Start of Task data

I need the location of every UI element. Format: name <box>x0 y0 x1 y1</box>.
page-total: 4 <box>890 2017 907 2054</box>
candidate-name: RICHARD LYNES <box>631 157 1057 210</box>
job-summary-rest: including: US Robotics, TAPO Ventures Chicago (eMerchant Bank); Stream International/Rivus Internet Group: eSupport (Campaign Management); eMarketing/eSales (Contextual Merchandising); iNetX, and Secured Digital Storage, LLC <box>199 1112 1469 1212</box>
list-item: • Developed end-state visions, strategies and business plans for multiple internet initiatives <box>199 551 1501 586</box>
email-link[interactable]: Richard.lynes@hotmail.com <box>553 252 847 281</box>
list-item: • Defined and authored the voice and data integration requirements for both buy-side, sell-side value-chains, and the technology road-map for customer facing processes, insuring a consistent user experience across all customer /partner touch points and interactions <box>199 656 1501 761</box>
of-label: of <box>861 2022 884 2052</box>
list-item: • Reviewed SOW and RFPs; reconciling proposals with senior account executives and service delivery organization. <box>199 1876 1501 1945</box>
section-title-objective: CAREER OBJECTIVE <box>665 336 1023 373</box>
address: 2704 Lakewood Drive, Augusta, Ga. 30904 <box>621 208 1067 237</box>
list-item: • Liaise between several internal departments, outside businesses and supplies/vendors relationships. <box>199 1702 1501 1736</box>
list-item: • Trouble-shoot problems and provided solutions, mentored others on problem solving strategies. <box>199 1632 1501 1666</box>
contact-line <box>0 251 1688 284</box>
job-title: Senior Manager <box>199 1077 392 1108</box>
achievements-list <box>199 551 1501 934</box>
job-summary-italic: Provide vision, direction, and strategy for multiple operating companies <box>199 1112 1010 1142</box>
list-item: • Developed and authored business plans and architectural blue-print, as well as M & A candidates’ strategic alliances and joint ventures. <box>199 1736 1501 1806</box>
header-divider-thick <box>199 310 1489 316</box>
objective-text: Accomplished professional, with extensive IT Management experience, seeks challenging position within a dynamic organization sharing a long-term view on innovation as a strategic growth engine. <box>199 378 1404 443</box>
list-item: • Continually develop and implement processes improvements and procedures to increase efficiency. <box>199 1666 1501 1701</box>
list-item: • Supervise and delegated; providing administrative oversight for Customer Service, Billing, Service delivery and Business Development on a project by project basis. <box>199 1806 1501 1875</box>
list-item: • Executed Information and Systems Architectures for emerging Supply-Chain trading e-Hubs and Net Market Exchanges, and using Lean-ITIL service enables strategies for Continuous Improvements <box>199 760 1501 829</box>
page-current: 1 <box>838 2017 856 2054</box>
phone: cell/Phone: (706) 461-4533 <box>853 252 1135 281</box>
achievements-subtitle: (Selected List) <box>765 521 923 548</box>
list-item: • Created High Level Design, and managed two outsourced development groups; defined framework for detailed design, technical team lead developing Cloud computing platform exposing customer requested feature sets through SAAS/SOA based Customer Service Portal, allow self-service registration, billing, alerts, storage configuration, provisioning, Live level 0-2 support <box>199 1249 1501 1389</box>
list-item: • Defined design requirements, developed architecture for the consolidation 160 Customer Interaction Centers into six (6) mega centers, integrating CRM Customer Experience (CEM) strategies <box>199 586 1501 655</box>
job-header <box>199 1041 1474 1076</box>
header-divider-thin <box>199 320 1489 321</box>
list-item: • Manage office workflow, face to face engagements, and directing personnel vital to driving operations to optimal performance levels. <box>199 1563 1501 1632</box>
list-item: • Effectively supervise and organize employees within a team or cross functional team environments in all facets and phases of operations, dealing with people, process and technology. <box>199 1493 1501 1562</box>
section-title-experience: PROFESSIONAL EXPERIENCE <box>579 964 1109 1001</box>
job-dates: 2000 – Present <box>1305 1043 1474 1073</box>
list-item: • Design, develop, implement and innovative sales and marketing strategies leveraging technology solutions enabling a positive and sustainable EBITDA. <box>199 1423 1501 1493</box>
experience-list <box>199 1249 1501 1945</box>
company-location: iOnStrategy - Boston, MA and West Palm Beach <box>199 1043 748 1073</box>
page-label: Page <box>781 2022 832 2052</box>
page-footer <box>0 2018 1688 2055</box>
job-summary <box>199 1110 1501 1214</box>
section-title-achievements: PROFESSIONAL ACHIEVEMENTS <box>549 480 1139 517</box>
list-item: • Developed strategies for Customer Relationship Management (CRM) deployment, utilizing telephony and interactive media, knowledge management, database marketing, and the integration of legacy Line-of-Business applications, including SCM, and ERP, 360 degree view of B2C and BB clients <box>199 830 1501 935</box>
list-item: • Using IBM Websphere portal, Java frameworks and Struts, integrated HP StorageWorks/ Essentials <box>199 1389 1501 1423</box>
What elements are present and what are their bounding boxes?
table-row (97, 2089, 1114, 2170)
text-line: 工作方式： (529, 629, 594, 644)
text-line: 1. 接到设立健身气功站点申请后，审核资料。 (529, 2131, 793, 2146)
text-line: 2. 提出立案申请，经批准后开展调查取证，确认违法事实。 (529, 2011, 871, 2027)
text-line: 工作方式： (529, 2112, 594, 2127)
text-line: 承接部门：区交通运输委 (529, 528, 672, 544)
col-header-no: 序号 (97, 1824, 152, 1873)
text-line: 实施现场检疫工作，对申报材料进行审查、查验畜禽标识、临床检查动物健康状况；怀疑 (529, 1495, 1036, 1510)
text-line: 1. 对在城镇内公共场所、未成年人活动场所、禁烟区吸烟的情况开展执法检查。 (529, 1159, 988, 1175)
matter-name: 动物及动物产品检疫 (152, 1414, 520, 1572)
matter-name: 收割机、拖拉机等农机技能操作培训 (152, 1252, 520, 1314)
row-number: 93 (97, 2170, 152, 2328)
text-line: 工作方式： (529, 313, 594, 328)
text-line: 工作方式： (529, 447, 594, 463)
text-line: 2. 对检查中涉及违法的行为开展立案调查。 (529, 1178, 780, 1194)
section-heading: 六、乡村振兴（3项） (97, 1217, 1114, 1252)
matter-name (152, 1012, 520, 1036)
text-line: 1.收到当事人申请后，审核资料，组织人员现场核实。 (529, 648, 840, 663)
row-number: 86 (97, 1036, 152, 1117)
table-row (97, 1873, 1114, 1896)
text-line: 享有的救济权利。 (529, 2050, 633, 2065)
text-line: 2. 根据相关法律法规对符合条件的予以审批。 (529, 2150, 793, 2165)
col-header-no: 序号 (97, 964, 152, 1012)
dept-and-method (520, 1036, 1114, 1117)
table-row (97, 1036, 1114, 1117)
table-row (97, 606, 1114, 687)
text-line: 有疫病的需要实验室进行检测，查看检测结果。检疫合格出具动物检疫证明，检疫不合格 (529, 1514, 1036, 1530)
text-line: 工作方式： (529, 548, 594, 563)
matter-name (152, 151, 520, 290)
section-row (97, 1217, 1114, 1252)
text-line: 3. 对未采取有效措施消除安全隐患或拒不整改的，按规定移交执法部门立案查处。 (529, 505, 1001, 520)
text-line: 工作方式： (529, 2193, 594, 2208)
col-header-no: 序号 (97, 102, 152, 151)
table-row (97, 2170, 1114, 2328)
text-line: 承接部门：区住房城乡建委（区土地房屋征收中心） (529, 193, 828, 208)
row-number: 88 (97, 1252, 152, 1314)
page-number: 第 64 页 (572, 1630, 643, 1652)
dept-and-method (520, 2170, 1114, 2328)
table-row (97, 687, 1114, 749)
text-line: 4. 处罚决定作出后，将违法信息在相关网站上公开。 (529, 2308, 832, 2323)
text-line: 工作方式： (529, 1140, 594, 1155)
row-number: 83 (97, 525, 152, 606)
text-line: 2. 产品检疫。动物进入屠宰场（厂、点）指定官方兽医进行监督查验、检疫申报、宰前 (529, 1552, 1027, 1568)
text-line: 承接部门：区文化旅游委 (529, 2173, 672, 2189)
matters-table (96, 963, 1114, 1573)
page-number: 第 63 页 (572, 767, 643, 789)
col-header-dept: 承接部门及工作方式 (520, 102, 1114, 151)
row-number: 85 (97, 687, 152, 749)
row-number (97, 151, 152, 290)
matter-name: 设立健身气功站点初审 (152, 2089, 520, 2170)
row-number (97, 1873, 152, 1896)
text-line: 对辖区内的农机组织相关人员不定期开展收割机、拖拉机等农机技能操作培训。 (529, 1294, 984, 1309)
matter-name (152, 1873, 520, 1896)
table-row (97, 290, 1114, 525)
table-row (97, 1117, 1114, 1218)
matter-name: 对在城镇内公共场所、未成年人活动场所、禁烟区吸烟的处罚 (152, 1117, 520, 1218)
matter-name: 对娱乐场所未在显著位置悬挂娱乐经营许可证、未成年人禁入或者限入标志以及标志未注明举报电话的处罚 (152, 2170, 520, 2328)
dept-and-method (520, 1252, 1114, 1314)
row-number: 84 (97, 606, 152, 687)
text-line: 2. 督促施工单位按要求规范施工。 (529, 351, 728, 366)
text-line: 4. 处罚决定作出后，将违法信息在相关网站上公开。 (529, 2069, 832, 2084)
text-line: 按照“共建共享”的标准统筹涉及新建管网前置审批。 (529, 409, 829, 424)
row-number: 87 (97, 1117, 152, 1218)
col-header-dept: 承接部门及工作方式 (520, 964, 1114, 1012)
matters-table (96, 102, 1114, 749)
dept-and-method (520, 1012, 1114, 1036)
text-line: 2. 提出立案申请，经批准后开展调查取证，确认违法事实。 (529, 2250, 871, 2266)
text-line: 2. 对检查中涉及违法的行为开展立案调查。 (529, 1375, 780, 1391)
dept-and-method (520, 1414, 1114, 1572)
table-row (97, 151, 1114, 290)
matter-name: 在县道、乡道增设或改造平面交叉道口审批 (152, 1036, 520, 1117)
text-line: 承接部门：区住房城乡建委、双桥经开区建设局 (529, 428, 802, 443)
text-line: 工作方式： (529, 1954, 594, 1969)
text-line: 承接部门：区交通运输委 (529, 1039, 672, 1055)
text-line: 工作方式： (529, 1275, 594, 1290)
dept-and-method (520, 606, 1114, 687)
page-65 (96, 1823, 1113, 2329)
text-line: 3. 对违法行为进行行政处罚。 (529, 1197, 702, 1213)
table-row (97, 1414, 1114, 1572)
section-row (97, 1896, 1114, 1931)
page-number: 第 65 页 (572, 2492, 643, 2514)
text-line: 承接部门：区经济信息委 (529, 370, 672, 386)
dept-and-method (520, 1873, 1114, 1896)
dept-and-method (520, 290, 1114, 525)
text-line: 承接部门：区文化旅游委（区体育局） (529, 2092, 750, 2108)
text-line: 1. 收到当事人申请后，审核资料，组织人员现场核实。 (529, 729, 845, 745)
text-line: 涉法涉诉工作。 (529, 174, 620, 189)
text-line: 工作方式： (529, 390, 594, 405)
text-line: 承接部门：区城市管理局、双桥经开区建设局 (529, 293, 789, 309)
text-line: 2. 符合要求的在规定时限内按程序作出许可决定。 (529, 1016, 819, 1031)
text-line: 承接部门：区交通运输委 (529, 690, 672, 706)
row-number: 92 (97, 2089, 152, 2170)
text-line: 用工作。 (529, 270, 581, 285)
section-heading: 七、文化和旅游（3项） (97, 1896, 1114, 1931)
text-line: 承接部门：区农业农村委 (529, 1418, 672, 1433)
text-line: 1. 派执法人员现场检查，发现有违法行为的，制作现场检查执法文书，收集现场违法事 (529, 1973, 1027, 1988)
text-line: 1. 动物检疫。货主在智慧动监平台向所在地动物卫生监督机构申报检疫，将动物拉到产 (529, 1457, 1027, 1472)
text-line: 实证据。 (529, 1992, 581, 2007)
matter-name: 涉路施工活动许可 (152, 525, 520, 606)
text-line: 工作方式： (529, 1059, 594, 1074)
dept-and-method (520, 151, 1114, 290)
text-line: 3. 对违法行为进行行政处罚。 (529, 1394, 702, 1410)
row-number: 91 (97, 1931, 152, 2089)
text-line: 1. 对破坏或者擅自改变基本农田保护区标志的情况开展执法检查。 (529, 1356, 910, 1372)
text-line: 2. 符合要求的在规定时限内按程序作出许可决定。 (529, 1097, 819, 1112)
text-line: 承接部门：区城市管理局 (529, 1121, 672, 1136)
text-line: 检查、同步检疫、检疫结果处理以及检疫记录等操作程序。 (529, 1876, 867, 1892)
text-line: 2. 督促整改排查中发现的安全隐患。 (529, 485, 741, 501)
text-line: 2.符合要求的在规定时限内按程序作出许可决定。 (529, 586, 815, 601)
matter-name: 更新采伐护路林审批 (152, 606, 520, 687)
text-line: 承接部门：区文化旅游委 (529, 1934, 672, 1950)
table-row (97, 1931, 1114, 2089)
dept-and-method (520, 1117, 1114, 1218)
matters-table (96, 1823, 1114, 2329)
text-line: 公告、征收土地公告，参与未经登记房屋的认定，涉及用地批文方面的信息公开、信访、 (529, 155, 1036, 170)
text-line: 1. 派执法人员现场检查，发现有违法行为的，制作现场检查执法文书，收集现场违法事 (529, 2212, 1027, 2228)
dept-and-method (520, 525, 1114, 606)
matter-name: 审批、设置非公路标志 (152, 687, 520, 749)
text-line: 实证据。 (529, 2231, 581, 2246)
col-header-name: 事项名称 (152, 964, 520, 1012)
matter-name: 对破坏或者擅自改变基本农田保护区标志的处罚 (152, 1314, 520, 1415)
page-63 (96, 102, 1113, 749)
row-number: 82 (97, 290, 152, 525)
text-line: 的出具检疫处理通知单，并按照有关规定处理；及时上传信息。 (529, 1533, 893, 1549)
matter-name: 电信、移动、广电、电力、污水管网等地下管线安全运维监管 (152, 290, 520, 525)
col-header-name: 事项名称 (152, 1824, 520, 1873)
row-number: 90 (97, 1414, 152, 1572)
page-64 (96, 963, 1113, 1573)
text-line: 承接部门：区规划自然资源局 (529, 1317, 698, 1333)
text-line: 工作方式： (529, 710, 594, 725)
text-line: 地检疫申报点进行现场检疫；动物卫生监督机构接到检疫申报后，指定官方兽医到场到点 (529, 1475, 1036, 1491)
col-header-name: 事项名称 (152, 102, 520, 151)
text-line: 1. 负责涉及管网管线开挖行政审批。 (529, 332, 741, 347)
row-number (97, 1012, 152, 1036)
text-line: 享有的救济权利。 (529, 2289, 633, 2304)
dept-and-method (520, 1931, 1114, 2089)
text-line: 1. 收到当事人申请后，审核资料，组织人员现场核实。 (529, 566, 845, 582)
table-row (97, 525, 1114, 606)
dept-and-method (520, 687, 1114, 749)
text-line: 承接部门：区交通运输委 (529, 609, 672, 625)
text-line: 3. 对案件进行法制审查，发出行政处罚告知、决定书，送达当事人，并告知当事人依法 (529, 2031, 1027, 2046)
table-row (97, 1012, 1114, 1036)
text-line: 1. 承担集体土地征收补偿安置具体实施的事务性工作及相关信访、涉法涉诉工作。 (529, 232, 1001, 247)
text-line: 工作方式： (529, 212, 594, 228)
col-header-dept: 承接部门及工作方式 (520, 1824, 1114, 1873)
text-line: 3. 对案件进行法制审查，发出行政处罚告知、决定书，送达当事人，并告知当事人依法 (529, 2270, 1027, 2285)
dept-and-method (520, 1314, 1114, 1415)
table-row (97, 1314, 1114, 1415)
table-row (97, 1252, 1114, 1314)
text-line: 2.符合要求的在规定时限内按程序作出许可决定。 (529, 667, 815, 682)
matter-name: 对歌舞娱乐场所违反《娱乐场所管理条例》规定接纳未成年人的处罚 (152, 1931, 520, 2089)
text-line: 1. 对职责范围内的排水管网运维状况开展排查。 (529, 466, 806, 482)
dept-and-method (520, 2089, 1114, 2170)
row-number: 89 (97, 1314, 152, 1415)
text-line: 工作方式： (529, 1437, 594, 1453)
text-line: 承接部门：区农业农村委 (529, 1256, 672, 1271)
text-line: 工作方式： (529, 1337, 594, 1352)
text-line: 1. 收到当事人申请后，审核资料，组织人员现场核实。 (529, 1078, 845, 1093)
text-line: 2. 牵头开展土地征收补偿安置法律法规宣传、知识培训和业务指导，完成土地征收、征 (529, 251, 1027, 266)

End of Task data

• _Aim of the exercise_
Please repeat the material from its first line up to and including the line with "candidate-name: RICHARD LYNES", switching "page-total" to "page-count" and leaving everything else unchanged.

• _Reply_
I need the location of every UI element. Format: name <box>x0 y0 x1 y1</box>.
page-count: 4 <box>890 2017 907 2054</box>
candidate-name: RICHARD LYNES <box>631 157 1057 210</box>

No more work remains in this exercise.